→ **WHAT NEEDS TO BE DONE**
Write out each line of the material again, word for word.

→ **RECORDS**
────
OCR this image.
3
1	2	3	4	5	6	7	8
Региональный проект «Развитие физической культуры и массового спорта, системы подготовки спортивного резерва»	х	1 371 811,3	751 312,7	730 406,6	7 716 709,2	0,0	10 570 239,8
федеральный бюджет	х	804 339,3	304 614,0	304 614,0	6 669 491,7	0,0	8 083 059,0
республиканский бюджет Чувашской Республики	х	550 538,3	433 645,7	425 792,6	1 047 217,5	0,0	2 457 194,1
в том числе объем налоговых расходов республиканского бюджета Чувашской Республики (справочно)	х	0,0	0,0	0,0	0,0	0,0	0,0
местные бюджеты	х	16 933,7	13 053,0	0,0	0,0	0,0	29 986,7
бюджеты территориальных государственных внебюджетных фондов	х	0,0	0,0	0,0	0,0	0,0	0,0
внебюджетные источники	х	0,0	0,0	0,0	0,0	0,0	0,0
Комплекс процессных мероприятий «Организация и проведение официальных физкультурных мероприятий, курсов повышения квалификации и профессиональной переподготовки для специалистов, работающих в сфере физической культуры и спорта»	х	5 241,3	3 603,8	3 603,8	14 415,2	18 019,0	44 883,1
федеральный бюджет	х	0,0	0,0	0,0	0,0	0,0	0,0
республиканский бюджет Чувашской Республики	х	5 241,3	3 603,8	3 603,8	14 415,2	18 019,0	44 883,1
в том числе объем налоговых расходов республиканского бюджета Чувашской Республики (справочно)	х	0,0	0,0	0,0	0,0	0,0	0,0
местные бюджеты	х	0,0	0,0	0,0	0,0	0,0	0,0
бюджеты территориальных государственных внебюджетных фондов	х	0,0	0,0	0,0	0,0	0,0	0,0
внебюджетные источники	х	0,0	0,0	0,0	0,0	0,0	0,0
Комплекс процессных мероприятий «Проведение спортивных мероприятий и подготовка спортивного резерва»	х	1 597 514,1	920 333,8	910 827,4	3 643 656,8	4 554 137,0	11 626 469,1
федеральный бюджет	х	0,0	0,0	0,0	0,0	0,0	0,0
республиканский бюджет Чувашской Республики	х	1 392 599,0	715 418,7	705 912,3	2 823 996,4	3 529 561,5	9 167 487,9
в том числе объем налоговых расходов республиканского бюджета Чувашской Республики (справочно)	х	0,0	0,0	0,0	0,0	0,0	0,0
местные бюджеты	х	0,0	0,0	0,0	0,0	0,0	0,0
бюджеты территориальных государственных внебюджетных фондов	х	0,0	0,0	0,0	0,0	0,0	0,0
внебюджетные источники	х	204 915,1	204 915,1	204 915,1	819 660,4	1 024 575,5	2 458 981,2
────
→ **TASK RESPONSE**
OCR this image.
3
1	2	3	4	5	6	7	8
Региональный проект «Развитие физической культуры и массового спорта, системы подготовки спортивного резерва»	х	1 371 811,3	751 312,7	730 406,6	7 716 709,2	0,0	10 570 239,8
федеральный бюджет	х	804 339,3	304 614,0	304 614,0	6 669 491,7	0,0	8 083 059,0
республиканский бюджет Чувашской Республики	х	550 538,3	433 645,7	425 792,6	1 047 217,5	0,0	2 457 194,1
в том числе объем налоговых расходов республиканского бюджета Чувашской Республики (справочно)	х	0,0	0,0	0,0	0,0	0,0	0,0
местные бюджеты	х	16 933,7	13 053,0	0,0	0,0	0,0	29 986,7
бюджеты территориальных государственных внебюджетных фондов	х	0,0	0,0	0,0	0,0	0,0	0,0
внебюджетные источники	х	0,0	0,0	0,0	0,0	0,0	0,0
Комплекс процессных мероприятий «Организация и проведение официальных физкультурных мероприятий, курсов повышения квалификации и профессиональной переподготовки для специалистов, работающих в сфере физической культуры и спорта»	х	5 241,3	3 603,8	3 603,8	14 415,2	18 019,0	44 883,1
федеральный бюджет	х	0,0	0,0	0,0	0,0	0,0	0,0
республиканский бюджет Чувашской Республики	х	5 241,3	3 603,8	3 603,8	14 415,2	18 019,0	44 883,1
в том числе объем налоговых расходов республиканского бюджета Чувашской Республики (справочно)	х	0,0	0,0	0,0	0,0	0,0	0,0
местные бюджеты	х	0,0	0,0	0,0	0,0	0,0	0,0
бюджеты территориальных государственных внебюджетных фондов	х	0,0	0,0	0,0	0,0	0,0	0,0
внебюджетные источники	х	0,0	0,0	0,0	0,0	0,0	0,0
Комплекс процессных мероприятий «Проведение спортивных мероприятий и подготовка спортивного резерва»	х	1 597 514,1	920 333,8	910 827,4	3 643 656,8	4 554 137,0	11 626 469,1
федеральный бюджет	х	0,0	0,0	0,0	0,0	0,0	0,0
республиканский бюджет Чувашской Республики	х	1 392 599,0	715 418,7	705 912,3	2 823 996,4	3 529 561,5	9 167 487,9
в том числе объем налоговых расходов республиканского бюджета Чувашской Республики (справочно)	х	0,0	0,0	0,0	0,0	0,0	0,0
местные бюджеты	х	0,0	0,0	0,0	0,0	0,0	0,0
бюджеты территориальных государственных внебюджетных фондов	х	0,0	0,0	0,0	0,0	0,0	0,0
внебюджетные источники	х	204 915,1	204 915,1	204 915,1	819 660,4	1 024 575,5	2 458 981,2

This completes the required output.